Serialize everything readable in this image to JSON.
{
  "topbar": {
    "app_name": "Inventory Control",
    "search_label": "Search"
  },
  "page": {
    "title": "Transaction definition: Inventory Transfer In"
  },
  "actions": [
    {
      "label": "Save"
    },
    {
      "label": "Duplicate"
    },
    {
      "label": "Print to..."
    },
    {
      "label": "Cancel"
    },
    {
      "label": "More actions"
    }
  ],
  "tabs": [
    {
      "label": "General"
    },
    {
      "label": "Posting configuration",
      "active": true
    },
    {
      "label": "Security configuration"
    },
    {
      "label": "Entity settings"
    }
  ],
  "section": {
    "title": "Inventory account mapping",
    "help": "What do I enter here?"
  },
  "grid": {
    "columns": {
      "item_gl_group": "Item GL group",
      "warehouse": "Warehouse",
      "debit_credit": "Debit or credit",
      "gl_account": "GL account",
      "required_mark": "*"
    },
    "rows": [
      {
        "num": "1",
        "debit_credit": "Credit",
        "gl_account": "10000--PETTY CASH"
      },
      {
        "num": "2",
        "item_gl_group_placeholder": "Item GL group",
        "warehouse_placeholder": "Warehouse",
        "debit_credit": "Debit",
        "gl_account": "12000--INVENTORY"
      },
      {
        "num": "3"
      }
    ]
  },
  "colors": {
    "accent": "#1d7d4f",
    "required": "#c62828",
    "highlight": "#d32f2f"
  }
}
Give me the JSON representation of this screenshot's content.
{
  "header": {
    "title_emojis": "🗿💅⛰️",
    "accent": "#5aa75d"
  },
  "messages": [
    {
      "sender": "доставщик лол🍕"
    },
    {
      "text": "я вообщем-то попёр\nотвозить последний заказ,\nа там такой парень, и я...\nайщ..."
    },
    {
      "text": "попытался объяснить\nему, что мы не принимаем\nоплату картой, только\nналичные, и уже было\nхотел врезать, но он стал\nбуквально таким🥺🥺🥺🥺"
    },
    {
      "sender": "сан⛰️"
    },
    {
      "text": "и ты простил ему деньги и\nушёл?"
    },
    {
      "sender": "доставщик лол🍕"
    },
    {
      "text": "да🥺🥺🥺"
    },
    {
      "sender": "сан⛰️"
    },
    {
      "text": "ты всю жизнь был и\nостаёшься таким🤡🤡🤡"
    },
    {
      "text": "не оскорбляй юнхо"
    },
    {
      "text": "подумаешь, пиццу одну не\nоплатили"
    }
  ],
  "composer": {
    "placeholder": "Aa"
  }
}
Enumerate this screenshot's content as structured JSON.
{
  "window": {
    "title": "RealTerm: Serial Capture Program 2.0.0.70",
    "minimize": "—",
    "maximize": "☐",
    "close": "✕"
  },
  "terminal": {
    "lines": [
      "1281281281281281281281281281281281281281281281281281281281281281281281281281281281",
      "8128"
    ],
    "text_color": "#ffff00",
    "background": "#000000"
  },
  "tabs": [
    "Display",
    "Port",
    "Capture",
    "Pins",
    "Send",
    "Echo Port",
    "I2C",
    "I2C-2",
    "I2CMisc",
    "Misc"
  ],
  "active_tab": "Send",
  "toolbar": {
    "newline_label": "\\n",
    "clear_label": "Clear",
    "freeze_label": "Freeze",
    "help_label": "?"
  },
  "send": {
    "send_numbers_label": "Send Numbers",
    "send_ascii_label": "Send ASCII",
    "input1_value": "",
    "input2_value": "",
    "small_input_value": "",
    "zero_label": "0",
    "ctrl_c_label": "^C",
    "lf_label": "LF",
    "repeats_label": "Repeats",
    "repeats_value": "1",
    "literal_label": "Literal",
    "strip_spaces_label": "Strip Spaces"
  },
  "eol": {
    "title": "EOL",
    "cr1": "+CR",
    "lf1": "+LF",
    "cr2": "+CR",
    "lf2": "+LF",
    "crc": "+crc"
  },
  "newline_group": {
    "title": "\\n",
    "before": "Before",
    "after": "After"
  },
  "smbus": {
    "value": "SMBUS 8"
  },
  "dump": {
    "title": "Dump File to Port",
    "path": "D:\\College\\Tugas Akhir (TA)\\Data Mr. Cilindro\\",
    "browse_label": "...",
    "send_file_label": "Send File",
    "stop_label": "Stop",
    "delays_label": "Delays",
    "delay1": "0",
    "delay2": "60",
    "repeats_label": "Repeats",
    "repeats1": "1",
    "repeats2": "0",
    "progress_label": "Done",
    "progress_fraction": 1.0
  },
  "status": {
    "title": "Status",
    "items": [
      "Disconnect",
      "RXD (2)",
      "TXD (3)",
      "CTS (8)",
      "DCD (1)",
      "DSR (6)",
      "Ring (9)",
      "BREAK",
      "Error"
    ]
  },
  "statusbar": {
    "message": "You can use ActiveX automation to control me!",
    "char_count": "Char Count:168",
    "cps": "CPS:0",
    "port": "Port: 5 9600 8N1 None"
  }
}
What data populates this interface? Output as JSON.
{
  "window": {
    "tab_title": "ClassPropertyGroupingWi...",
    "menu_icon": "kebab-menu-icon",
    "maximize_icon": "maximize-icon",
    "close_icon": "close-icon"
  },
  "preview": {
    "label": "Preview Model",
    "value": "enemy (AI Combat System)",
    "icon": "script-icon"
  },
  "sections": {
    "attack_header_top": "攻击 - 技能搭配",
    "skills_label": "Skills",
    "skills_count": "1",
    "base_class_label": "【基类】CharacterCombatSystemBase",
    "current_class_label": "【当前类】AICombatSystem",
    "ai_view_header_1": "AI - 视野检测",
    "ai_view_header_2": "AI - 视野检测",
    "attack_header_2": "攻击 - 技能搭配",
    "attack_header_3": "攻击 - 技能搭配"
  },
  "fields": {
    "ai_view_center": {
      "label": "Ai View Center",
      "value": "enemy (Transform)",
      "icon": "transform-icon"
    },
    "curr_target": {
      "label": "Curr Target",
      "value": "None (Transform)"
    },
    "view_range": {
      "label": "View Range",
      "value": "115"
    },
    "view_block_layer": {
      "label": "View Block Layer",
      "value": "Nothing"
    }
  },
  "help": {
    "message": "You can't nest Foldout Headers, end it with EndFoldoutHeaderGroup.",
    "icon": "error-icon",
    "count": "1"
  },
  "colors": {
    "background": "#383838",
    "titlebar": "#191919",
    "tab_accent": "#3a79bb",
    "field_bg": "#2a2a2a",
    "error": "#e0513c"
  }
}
══════
**Given request:** Locate each line containing the string "File" and show it.

**Reply:**
    "title": "Dump File to Port",
    "send_file_label": "Send File",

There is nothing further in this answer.